> **Text extract**:
┄┄┄┄┄┄┄┄┄┄┄┄┄┄┄┄┄┄┄┄

Victor A. Pogadaev  () (born November 20, 1946 in Sakmara, Orenburg Oblast, Russia) is a Russian historian, orientalist, and translator. He specializes in the history and culture of South-East Asia and translates literary works from Malay and Indonesian into Russian and vice versa. He is also a noted lexicographer.

Biography
In 1964 he graduated from Sakmarskaya high school with a gold medal. In 1964–1965 he worked as a teacher of German in Krasnokommunarskaya 8-year school at Sakmarskaya Station. In 1965–1970 years he was a student of Indonesian branch of the Institute of Oriental Languages, Lomonosov Moscow State University, graduating it with excellence. In 1970–1971 was studying Malay at the University of Malaya (Kuala Lumpur) in the first group of Russian students through the student exchange. In 1975 finished post-graduate studies at the Institute of Asian and African Studies of Lomonosov Moscow State University and in 1976 got PhD in History with the theses  "Opposition Parties of Malaysia” (1957–1971). In 1977–1982 he worked under the Ministry of Foreign Affairs of the USSR in the Soviet Embassy in Indonesia, in 1986–1989 in the Soviet Embassy in Malaysia. Since 1989 he was an editor- consultant of the sector "Encyclopedia of Asia” at the Institute of Oriental Studies, Russian Academy of Science, in 1996–2001 worked as a lecturer of Indonesian language at the Institute of Asian and African Studies, in 1998–2001 simultaneously as the Deputy Head of Information and Analytical Center of "Evening Moscow" Concern. Since September 2001 – the Lecturer of Russian Language and Russian Culture at the Faculty of Languages and Linguistics, University of Malaya in Kuala Lumpur, Malaysia, since 2003 – Assoc. Professor.

┄┄┄┄┄┄┄┄┄┄┄┄┄┄┄┄┄┄┄┄

> **Records provided**:
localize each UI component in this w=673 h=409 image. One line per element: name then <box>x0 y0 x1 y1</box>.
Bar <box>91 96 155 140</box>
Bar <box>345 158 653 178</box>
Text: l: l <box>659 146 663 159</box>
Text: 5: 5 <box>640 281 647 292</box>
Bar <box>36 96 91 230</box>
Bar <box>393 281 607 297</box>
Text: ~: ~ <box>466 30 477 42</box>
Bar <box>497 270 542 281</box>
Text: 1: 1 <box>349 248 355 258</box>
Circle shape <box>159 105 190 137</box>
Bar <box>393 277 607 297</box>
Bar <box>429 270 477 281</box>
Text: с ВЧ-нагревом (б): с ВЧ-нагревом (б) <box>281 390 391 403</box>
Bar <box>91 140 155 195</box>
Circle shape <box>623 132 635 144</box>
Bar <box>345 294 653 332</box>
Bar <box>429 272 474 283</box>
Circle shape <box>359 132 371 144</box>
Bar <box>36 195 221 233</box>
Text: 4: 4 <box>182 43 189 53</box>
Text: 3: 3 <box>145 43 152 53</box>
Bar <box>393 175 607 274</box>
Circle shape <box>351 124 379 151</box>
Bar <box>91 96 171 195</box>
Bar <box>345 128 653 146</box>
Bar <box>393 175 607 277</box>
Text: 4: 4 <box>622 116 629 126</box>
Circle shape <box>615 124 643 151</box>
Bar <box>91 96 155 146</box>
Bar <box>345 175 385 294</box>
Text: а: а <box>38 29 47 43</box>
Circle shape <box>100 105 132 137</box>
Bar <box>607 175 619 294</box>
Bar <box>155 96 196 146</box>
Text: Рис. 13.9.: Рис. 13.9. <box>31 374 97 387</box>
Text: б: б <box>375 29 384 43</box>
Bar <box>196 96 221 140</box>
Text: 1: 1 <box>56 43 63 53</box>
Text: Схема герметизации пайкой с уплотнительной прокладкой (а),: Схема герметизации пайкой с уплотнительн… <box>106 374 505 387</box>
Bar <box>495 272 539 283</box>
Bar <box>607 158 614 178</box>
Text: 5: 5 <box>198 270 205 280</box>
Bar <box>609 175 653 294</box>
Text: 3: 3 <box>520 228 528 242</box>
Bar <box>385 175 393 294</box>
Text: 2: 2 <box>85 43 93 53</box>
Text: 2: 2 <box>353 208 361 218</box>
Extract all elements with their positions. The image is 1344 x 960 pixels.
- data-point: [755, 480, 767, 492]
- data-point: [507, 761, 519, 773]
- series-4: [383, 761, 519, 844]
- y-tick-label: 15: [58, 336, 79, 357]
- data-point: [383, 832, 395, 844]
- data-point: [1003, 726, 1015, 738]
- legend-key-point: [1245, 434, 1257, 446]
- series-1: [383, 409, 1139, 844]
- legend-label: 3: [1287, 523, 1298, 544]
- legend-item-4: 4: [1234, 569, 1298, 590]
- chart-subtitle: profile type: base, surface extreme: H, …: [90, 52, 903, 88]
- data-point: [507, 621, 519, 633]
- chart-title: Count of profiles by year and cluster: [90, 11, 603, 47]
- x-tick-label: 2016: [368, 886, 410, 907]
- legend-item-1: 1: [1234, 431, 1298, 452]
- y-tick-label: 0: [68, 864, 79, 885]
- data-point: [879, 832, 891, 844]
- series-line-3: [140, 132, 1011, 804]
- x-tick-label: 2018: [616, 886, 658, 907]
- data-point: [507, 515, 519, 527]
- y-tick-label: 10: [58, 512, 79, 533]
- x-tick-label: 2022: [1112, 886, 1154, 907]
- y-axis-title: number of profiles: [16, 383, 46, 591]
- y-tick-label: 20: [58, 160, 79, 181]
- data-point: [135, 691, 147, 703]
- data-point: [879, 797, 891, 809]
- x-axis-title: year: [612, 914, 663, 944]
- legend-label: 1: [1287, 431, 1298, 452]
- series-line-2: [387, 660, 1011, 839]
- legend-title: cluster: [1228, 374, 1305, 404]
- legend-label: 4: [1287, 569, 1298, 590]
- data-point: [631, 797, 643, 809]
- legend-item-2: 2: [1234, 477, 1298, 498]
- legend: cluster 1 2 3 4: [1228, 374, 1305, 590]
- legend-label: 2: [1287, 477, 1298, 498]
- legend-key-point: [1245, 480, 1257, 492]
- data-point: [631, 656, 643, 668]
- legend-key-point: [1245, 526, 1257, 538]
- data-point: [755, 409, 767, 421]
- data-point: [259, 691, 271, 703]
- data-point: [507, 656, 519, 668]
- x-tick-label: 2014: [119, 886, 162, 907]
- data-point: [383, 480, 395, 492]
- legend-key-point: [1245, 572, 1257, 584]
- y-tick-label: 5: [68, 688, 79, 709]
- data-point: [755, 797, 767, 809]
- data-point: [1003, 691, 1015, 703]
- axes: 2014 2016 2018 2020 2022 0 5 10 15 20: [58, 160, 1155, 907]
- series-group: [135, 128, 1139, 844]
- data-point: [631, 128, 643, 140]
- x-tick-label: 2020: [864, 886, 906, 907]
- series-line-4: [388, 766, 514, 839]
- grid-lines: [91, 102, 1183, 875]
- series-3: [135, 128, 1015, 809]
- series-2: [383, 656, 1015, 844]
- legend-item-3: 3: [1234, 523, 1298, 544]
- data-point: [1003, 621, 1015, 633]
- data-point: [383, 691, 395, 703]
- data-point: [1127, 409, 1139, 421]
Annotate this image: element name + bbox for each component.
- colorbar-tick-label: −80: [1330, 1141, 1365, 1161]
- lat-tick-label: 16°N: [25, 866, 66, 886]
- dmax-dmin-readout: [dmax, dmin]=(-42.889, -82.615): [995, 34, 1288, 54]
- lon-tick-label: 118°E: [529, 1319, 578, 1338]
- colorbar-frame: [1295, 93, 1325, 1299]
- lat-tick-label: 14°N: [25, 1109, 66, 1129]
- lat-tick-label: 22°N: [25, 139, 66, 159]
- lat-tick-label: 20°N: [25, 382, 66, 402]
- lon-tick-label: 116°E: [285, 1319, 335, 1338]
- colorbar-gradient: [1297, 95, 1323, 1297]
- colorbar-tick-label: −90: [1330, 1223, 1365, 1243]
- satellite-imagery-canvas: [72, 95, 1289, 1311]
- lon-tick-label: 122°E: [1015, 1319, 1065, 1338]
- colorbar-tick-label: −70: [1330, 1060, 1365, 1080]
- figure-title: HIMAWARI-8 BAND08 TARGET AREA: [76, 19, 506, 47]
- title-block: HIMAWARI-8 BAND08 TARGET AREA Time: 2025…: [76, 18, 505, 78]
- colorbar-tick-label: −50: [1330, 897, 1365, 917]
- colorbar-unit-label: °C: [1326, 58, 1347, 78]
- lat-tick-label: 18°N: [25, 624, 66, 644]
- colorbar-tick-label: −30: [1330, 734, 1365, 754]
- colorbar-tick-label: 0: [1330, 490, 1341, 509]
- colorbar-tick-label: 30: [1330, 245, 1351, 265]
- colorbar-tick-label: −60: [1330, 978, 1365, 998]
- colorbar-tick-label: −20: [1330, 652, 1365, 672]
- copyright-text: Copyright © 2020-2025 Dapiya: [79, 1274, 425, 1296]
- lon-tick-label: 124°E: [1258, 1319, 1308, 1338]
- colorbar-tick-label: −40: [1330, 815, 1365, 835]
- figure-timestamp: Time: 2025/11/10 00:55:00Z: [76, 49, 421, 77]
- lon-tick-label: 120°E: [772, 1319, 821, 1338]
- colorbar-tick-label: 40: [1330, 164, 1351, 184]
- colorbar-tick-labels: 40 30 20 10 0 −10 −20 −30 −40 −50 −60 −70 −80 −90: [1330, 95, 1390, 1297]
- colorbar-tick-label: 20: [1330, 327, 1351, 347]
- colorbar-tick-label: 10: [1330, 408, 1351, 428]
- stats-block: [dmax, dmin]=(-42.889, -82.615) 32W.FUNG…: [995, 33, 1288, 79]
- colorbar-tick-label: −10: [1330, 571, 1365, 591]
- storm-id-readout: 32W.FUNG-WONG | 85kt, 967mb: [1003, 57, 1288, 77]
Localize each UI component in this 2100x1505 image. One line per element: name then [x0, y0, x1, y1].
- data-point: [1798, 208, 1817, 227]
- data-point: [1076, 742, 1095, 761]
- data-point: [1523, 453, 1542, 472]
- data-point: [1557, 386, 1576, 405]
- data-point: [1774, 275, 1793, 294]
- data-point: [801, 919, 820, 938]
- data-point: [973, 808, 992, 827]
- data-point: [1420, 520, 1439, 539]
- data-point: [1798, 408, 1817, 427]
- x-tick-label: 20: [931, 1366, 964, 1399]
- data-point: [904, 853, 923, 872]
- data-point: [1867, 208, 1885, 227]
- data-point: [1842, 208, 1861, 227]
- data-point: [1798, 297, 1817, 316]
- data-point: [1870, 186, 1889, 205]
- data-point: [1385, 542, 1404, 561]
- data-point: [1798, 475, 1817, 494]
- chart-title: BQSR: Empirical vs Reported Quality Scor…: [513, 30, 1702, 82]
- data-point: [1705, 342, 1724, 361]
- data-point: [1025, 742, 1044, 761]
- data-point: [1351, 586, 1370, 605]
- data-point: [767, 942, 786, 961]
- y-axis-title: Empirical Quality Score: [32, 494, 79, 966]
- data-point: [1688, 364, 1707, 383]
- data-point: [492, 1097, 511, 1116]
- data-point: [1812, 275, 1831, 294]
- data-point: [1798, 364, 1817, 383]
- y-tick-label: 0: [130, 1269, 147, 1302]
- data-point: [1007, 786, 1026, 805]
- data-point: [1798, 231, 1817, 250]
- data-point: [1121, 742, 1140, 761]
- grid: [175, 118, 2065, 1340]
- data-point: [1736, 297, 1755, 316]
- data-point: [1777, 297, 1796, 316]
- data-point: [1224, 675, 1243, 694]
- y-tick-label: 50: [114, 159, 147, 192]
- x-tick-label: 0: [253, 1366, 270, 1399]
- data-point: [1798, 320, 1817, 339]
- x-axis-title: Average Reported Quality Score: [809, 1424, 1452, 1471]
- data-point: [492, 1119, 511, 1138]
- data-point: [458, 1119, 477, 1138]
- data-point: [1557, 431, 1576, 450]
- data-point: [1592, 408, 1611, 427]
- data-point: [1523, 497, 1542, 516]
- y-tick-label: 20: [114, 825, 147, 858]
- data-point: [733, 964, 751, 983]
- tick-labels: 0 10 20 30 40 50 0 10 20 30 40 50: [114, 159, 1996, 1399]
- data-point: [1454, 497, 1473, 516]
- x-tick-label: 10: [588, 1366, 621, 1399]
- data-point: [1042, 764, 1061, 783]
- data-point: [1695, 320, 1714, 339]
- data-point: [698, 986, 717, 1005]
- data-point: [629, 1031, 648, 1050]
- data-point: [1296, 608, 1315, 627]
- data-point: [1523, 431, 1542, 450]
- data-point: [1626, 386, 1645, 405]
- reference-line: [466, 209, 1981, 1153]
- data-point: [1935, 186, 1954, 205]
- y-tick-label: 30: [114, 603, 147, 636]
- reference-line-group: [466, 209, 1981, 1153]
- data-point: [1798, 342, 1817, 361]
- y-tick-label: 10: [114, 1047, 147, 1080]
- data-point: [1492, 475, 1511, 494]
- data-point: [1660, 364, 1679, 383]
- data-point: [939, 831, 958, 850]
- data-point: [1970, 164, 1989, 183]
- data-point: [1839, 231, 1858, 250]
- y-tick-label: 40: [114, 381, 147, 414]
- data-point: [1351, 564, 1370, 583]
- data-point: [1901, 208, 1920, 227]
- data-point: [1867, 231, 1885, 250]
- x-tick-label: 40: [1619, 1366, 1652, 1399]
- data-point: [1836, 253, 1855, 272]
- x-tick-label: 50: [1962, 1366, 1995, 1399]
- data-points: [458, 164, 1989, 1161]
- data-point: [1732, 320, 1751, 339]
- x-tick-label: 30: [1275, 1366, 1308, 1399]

┄┄┄┄┄┄┄┄┄┄┄┄┄┄┄┄┄┄┄┄

> **Directions**:
a - From the Victor Pogadaev biography, return the passage starting at "Victor A. Pogadaev" and ending at "a noted lexicographer.".
b - Write the next part of the Victor Pogadaev biography, picking up after its final sentence.

> **Expected responses**:
a -
Victor A. Pogadaev  () (born November 20, 1946 in Sakmara, Orenburg Oblast, Russia) is a Russian historian, orientalist, and translator. He specializes in the history and culture of South-East Asia and translates literary works from Malay and Indonesian into Russian and vice versa. He is also a noted lexicographer.

b -
In 1998–2001 he was the representative of Russia in «Experpta Indonesica» (Leiden).  He is currently a Corresponding Member of International Teacher’s Training Academy of Science (2006), a Vice-President of the Nusantara Society, an expert of ASEAN Centre at Moscow State Institute of International Relations, a member of the Editorial Team of the journal «Folklore and Folkloristics» (India),  a member of the Editorial Board of International Review of Humanities Studies (Jakarta), a member of International Advisory Board of International Journal of Islamic Thought (Malaysia, 2020), a life member of the Association of Modern Languages (Malaysia), a member of the International Council on Malay Language (Kuala Lumpur).

Main publications

 Малайзийско-русско-английский словарь (Malay-Russian-English Dictionary). M.: Russky Yazik, 1977, 400 pp. (in collaboration with N. V. Rott and A. P. Pavlenko).
 (ed). Человек из легенды. К 150-летию со дня рождения Н. Н. Миклухо-Маклая (A Man from the Legend. In Commomoration of the 150th Anniversary of N.N. Miklukho-Maclay). Малайско-индонезийские исследования (Malay-Indonesian Studies) VIII. M.: Krasnaya Gora, 1997, 68 pp.
 (ed). Национальное строительство и литературный/ культурный процесс в Юго-Восточной Азии (National Building and Literary/Cultural Processes in South-East Asia). Малайско — индонезийские исследования (Malay-Indonesian Studies) IX. M.: Krasnaya Gora, 1997, 408 pp.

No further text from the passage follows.